Pilsen Callao
- Full name: Club Atlético Pilsen Callao
- Nickname(s): Cerveceros
- Founded: April 28, 1976; 48 years ago
- Ground: Estadio Facundo Ramírez Aguilar, Jaén
- Capacity: 2,000
- Chairman: Eric Mendoza León
- League: Copa Perú
| Home colours |

= Atlético Pilsen Callao =

Club Atlético Pilsen Callao (sometimes referred as Pilsen Callao) is a Peruvian football club, playing in the city of Dulanto, Callao, Peru.

==History==
The Club Atlético Pilsen Callao was founded on April 28, 1976.

In 2007 Copa Perú, the club qualified to the Regional Stage, but was eliminated by Óscar Benavides in the First Stage.

In 2008 Copa Perú, the club qualified to the Regional Stage, but was eliminated by Unión Supe in the First Stage.

In 2009 Copa Perú, the club qualified to the Regional Stage, but was eliminated by La Rural in the semifinals.

————————

What is being asked: Rewrite the Pilsen Callao article starting at "In 2007 Copa" and ending at "Supe in the First Stage.", changing "eliminated" to "knocked out". The items that come next are not needed for anything here.

Annotated item listings:
————————

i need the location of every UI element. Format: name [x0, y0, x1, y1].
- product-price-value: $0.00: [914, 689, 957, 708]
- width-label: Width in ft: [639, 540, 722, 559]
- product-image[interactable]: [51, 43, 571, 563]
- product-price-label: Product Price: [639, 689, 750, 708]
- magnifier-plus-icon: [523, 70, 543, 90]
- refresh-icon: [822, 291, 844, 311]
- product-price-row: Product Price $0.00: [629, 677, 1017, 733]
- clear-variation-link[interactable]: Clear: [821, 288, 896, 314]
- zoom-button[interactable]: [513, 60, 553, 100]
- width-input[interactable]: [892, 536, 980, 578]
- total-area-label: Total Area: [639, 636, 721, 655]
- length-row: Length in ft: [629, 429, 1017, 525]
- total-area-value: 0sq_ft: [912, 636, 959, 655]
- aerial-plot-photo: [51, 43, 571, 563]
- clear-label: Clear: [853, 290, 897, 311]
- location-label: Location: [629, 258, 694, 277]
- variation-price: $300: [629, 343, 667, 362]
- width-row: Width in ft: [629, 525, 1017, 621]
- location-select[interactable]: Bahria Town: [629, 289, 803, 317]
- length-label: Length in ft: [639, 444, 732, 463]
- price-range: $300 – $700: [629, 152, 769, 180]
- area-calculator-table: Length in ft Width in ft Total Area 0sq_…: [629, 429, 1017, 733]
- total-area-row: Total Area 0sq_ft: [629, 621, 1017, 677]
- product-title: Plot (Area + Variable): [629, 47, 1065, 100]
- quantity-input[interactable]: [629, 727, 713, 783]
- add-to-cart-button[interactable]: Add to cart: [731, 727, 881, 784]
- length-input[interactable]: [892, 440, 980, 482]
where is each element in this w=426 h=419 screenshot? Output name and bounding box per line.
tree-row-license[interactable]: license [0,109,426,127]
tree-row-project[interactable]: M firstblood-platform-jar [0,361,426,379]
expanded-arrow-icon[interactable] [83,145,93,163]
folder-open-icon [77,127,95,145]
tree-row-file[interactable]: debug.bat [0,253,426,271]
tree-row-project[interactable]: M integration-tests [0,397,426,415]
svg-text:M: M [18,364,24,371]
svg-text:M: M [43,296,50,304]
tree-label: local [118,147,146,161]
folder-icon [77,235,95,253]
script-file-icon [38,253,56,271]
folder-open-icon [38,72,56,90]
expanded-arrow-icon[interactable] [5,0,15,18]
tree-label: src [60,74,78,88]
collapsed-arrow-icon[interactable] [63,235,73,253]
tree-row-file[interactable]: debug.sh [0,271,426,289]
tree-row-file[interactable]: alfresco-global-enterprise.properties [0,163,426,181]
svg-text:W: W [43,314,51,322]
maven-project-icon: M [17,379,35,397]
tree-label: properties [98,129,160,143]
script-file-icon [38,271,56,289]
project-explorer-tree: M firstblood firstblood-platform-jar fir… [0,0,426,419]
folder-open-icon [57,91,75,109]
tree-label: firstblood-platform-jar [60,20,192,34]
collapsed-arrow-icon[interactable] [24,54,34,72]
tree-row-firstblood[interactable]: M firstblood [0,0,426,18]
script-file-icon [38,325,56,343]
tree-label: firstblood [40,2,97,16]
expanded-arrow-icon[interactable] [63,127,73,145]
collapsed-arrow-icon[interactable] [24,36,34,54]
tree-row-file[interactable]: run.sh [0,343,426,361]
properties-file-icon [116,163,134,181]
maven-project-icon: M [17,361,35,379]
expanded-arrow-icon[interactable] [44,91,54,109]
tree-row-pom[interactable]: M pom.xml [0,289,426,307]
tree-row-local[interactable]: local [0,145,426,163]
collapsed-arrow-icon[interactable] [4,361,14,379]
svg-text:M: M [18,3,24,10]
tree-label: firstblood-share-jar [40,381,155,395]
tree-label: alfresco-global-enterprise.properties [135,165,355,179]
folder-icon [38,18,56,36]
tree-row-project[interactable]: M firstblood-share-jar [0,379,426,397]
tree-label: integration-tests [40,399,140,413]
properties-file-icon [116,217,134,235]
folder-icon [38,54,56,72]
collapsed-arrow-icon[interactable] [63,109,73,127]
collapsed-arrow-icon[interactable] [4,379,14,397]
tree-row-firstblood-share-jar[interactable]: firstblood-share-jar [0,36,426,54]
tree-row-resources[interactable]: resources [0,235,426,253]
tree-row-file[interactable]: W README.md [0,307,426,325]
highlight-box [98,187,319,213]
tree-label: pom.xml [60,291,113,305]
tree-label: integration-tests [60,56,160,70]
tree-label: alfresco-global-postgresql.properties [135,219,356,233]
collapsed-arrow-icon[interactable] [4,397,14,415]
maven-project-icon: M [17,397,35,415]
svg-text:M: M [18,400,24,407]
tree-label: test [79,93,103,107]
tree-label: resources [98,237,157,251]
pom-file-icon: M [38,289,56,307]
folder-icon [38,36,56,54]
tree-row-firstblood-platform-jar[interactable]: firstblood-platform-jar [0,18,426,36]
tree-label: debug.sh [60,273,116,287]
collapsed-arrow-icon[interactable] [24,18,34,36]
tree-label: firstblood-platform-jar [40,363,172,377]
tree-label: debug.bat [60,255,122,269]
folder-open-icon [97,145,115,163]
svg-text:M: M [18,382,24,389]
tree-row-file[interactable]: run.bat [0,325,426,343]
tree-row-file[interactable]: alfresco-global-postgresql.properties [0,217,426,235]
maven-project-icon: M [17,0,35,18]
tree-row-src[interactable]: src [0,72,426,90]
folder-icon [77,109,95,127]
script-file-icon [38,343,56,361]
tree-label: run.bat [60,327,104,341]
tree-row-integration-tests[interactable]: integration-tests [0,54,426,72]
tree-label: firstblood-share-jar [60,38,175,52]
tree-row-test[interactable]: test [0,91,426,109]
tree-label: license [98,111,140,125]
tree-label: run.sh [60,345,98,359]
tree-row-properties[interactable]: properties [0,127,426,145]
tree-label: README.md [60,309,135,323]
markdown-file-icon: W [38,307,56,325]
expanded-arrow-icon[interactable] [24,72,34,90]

————————

Full solution:
In 2007 Copa Perú, the club qualified to the Regional Stage, but was knocked out by Óscar Benavides in the First Stage.

In 2008 Copa Perú, the club qualified to the Regional Stage, but was knocked out by Unión Supe in the First Stage.